- PROMPT 1: Rewrite the part of the engine troubleshooting text that opens with the words containing "Hm. How could" and closes with "the RPM relay.", putting "fuel cutoff switch" in place of "inertia switch".

- TEXT PASSAGE:
════════════════════

Hm. How could I fuel flood with no fuel? I uh...don't -have- an 
inertia switch. The P.O. removed it and spliced the wires together. 
(On my replacement list). I know the fuel pump runs. I've tested all 
that.

I stop the fuel pump from running by yanking the RPM relay.

1) I used Marvel Mystery Oil to increase the compression. It seemed 
to lose the will to live after either the oil, or the ether burned 
away. 

2) After the oil burned away, the engine started to squeak again, and 
the starter slowed down. No matter how much ether I gave it, it 
wouldn't run again. It farted and sputtered but that was it.

3) I agree, everyone told me to eliminate a fuel problem by making it 
run from starter fluid. It won't run from the can so I can eliminate 
a fuel problem.

════════════════════

- GIVEN RECORDS:
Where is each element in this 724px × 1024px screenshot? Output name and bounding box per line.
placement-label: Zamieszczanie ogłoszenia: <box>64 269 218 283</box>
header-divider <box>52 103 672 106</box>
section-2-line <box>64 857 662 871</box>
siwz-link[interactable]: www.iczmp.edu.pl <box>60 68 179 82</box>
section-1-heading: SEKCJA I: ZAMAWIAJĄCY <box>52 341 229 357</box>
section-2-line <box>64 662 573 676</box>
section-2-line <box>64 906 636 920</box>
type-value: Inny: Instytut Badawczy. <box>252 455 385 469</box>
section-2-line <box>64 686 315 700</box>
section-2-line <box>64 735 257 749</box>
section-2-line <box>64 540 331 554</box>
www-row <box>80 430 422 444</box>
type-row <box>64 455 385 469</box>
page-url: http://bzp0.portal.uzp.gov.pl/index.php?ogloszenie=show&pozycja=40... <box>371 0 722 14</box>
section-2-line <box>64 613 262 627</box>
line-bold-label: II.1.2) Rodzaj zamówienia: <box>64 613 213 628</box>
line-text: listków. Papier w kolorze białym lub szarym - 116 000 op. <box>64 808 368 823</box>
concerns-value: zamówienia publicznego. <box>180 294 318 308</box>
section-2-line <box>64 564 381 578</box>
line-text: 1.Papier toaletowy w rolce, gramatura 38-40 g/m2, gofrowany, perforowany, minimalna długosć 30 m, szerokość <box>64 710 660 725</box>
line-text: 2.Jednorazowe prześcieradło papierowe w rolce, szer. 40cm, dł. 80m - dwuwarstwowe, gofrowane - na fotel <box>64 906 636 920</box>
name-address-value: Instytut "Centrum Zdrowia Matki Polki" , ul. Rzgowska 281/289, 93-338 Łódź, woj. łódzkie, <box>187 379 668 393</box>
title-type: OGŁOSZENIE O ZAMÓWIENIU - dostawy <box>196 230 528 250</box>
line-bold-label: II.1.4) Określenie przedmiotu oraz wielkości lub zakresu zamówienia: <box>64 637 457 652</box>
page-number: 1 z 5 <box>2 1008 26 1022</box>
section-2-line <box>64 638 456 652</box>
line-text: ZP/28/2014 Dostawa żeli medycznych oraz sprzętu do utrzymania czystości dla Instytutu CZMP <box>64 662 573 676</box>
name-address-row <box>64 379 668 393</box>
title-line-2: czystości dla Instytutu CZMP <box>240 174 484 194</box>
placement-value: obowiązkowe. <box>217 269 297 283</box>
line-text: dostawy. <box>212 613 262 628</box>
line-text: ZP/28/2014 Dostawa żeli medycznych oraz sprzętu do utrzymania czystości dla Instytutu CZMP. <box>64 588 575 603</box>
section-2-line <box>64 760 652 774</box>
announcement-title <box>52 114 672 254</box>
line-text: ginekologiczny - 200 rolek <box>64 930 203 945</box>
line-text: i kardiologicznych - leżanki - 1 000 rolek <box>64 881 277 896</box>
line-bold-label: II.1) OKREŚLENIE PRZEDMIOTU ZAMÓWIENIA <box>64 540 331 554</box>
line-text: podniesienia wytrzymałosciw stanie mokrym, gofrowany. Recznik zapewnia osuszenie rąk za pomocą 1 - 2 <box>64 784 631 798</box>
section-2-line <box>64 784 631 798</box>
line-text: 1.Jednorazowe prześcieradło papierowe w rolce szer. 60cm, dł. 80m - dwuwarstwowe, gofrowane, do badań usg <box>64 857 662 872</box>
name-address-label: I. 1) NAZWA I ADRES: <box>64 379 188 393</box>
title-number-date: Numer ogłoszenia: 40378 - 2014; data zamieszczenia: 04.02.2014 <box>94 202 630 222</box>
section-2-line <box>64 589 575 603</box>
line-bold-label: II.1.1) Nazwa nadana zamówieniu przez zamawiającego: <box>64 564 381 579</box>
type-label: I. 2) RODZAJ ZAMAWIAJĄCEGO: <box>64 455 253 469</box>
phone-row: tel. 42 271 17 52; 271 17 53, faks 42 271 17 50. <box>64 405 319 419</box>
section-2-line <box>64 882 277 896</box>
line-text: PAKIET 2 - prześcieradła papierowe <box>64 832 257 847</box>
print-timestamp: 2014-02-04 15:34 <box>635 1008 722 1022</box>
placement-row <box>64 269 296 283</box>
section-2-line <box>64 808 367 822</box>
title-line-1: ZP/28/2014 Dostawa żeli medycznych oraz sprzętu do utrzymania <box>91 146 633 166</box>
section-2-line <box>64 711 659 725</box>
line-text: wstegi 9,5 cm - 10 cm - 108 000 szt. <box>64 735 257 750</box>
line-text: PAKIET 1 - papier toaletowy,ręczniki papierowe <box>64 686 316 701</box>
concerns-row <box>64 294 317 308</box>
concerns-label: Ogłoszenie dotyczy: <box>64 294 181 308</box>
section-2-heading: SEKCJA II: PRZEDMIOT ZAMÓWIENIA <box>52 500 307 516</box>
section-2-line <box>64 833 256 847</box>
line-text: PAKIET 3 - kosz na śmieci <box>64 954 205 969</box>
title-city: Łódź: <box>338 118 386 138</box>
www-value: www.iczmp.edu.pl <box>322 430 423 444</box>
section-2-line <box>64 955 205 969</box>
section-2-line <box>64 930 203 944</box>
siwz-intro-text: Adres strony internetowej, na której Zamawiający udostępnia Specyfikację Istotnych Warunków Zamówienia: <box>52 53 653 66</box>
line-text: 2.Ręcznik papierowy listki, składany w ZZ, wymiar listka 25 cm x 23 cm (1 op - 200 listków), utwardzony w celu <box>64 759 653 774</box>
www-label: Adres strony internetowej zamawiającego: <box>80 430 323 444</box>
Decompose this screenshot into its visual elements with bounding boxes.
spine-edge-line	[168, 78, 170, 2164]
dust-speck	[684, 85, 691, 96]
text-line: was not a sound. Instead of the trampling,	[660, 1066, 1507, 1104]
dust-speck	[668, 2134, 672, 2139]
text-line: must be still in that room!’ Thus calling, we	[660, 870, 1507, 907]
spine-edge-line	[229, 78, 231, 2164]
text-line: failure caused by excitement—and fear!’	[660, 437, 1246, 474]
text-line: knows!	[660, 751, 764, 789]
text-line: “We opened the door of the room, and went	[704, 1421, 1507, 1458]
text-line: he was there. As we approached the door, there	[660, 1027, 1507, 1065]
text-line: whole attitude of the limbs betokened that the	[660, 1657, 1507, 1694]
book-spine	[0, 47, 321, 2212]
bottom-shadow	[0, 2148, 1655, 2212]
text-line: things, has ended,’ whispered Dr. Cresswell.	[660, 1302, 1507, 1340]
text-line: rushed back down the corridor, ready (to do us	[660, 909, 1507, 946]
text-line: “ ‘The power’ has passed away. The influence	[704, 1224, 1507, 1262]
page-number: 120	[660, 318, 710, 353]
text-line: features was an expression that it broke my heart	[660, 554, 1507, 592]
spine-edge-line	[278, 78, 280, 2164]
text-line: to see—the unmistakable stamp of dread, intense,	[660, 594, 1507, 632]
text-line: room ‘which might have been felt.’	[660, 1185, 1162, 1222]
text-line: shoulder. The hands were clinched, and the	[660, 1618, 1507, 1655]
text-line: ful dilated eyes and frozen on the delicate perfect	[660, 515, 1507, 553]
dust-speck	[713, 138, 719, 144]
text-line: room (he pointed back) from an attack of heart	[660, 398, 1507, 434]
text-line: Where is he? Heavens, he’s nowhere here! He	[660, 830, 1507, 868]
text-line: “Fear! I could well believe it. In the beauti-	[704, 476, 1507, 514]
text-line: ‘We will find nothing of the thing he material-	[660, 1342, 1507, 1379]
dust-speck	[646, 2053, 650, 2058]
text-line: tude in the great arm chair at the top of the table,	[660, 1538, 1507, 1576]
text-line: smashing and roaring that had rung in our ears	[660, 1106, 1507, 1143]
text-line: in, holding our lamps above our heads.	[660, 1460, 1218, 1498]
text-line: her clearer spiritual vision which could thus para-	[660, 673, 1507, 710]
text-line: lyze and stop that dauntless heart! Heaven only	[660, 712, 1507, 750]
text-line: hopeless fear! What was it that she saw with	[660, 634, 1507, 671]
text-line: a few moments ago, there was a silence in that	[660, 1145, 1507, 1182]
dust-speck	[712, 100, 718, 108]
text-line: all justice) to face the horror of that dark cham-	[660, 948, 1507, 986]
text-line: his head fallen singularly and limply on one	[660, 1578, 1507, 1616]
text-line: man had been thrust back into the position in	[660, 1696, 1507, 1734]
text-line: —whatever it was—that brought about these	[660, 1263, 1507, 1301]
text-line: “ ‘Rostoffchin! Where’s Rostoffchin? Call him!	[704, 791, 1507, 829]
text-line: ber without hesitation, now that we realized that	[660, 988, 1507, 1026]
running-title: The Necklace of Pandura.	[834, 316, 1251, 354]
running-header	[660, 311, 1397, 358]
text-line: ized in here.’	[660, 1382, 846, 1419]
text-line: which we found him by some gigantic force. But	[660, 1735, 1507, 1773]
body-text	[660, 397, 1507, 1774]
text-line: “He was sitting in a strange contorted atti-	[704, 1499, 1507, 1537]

════════════════════

- PROMPT 2: Which lines of the records contain the string "listków"? Show each of them in full.

- RESPONSE 1:
Hm. How could I fuel flood with no fuel? I uh...don't -have- an 
fuel cutoff switch. The P.O. removed it and spliced the wires together. 
(On my replacement list). I know the fuel pump runs. I've tested all 
that.

I stop the fuel pump from running by yanking the RPM relay.

- RESPONSE 2:
line-text: listków. Papier w kolorze białym lub szarym - 116 000 op. <box>64 808 368 823</box>
line-text: 2.Ręcznik papierowy listki, składany w ZZ, wymiar listka 25 cm x 23 cm (1 op - 200 listków), utwardzony w celu <box>64 759 653 774</box>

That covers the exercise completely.